Short problem:
Find every line in the records below that holds the word "Joanna" and copy it.

Dataset records:
--*--

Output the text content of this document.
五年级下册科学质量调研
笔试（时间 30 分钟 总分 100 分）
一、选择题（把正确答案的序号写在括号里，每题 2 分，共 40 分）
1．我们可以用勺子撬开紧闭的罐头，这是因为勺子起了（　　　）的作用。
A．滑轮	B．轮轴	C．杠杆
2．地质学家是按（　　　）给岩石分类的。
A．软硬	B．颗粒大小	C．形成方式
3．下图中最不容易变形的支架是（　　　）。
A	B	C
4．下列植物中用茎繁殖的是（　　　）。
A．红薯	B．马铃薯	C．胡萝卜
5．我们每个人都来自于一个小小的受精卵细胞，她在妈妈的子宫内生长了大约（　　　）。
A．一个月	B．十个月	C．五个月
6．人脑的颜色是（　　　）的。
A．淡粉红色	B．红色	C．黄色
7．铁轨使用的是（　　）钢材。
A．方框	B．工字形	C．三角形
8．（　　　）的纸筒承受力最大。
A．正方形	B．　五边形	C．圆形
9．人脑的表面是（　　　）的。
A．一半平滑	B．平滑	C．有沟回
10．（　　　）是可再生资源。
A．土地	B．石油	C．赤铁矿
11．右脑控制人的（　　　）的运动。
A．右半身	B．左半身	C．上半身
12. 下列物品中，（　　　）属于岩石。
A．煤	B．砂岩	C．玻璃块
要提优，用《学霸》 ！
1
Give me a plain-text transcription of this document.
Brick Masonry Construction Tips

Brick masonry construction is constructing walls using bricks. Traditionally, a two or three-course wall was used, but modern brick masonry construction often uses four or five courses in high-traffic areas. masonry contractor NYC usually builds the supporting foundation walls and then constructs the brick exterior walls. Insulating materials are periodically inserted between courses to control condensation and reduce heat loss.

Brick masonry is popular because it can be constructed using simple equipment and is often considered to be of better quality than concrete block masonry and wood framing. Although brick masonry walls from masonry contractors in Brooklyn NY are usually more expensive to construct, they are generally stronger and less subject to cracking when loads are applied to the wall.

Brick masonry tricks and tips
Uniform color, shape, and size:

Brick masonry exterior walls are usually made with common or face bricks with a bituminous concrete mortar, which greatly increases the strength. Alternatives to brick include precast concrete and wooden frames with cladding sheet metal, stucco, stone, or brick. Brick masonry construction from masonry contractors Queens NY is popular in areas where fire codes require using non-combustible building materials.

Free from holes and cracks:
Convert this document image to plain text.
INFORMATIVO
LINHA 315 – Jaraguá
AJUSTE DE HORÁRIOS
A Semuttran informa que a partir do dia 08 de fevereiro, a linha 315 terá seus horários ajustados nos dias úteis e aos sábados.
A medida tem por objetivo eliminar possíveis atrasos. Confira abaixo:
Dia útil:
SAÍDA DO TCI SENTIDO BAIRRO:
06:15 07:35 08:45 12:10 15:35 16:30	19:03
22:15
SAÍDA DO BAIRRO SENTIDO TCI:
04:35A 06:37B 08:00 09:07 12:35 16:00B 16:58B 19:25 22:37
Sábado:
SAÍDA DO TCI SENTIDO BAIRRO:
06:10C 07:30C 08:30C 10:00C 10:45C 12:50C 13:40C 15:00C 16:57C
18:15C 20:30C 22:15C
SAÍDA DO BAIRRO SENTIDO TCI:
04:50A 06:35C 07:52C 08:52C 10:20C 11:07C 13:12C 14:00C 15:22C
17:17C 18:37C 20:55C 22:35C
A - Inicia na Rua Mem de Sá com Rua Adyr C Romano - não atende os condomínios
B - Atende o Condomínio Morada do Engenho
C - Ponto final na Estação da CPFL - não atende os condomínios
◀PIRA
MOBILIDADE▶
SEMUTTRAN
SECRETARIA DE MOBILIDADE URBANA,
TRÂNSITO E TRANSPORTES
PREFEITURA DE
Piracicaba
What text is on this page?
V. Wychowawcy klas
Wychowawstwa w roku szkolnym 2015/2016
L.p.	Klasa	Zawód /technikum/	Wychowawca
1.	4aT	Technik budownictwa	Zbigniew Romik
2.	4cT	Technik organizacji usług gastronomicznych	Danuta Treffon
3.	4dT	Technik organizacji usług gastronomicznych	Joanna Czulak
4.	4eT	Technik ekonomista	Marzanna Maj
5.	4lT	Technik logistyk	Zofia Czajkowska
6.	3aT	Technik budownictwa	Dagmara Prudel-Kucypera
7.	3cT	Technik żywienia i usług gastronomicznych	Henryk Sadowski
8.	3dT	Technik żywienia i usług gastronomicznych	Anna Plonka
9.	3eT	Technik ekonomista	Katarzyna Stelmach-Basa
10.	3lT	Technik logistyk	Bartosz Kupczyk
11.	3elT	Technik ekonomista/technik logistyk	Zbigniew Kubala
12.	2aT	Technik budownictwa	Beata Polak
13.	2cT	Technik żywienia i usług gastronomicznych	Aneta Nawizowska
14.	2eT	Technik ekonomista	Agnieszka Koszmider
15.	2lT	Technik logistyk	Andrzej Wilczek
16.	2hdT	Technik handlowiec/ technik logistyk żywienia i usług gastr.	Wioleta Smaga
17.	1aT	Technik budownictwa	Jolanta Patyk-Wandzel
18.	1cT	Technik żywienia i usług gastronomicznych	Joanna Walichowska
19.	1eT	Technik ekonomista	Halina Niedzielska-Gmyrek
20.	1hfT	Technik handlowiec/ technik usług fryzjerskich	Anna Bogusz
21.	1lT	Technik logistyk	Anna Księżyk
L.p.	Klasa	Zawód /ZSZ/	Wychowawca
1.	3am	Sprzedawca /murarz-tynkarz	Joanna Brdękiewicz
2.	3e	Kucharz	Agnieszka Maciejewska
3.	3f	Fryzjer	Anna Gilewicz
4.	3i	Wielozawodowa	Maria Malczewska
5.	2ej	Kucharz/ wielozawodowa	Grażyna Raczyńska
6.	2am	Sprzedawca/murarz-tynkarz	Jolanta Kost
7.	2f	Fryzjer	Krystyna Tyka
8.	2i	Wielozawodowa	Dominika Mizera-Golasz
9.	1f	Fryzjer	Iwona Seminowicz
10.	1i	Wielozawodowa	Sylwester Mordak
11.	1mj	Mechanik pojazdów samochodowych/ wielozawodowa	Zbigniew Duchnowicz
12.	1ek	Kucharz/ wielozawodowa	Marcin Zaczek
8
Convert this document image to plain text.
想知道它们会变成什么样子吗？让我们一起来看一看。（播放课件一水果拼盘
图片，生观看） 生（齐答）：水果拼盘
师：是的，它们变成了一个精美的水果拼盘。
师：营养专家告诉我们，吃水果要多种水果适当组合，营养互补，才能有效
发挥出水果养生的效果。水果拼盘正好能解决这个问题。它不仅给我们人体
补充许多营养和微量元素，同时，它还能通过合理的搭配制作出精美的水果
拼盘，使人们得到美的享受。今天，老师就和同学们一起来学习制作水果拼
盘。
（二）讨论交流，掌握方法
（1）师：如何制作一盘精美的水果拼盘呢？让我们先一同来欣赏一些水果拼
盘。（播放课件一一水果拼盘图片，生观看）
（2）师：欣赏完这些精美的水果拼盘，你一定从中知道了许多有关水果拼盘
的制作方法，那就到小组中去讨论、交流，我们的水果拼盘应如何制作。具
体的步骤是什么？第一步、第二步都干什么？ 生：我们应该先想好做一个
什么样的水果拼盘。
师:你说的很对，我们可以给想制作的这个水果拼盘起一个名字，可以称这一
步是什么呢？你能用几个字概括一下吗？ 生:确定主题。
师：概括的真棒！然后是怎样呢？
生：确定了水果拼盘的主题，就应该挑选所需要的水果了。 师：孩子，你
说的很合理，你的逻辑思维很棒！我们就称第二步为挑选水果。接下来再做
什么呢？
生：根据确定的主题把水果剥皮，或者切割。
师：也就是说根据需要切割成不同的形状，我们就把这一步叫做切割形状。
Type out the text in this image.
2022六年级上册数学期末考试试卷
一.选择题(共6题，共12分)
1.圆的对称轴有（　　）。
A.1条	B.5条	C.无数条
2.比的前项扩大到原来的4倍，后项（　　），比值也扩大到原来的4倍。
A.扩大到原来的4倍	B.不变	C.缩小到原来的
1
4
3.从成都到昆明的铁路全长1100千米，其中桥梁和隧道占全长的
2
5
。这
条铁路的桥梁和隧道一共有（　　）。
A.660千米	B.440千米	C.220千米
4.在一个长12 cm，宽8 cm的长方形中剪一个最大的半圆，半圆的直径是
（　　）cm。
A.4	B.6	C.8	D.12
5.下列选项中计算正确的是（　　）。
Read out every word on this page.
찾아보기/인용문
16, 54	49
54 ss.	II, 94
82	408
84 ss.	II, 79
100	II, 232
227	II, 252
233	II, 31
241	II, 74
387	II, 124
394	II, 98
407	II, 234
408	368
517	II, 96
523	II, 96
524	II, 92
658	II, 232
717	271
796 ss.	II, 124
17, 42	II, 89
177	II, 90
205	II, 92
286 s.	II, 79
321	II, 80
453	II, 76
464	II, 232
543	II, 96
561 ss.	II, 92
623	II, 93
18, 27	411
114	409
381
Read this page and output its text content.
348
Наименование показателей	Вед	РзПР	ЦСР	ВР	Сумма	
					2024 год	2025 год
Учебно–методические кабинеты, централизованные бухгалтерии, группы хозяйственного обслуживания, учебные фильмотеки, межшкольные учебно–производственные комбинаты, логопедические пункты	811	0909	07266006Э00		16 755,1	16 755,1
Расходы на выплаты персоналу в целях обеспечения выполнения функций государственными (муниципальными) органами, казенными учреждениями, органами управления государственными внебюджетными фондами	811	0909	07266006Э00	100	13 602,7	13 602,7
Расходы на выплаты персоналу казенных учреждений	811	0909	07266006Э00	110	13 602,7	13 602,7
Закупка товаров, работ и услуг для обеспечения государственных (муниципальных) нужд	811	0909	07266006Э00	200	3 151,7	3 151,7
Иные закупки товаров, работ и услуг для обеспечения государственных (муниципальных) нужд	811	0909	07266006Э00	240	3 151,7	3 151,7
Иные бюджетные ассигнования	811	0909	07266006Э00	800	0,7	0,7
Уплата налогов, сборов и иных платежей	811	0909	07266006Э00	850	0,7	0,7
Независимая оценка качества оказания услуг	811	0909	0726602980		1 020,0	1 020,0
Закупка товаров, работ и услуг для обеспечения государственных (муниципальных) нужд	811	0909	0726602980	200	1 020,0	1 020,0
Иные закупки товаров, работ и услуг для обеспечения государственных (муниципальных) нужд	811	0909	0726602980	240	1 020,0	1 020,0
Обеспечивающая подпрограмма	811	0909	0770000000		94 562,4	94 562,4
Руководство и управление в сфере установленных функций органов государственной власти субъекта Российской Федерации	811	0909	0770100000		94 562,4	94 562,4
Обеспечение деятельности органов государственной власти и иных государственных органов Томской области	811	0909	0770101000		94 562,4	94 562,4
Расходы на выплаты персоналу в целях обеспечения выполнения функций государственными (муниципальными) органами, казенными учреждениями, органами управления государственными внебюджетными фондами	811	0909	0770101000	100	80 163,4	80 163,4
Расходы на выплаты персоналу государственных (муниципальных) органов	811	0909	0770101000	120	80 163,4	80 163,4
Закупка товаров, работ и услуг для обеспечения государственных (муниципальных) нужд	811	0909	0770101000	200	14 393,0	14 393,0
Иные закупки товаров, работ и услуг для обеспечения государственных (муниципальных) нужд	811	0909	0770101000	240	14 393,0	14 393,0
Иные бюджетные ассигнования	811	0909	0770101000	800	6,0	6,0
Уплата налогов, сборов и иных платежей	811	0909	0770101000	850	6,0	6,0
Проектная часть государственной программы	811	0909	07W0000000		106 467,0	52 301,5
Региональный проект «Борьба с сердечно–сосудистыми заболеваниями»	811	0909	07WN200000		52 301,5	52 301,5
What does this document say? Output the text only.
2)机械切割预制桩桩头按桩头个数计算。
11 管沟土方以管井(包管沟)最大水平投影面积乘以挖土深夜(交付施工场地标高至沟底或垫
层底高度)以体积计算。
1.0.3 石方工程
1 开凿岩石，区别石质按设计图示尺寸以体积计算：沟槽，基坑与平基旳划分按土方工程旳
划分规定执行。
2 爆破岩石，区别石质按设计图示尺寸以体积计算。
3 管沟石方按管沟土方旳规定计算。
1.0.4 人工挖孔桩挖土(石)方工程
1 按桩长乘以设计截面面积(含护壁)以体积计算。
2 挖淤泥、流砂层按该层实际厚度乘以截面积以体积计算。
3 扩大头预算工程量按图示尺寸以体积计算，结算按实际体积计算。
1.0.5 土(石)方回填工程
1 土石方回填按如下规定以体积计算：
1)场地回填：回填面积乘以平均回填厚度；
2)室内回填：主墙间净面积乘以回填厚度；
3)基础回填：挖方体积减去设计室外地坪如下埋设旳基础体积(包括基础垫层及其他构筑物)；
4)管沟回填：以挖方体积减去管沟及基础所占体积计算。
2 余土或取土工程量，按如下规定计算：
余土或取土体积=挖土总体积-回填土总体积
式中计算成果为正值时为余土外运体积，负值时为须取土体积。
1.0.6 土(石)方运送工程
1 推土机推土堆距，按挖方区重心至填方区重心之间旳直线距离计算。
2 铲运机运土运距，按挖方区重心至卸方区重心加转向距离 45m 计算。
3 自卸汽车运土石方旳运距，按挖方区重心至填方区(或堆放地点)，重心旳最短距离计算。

--*--

Correct response:
3.	4dT	Technik organizacji usług gastronomicznych	Joanna Czulak
18.	1cT	Technik żywienia i usług gastronomicznych	Joanna Walichowska
1.	3am	Sprzedawca /murarz-tynkarz	Joanna Brdękiewicz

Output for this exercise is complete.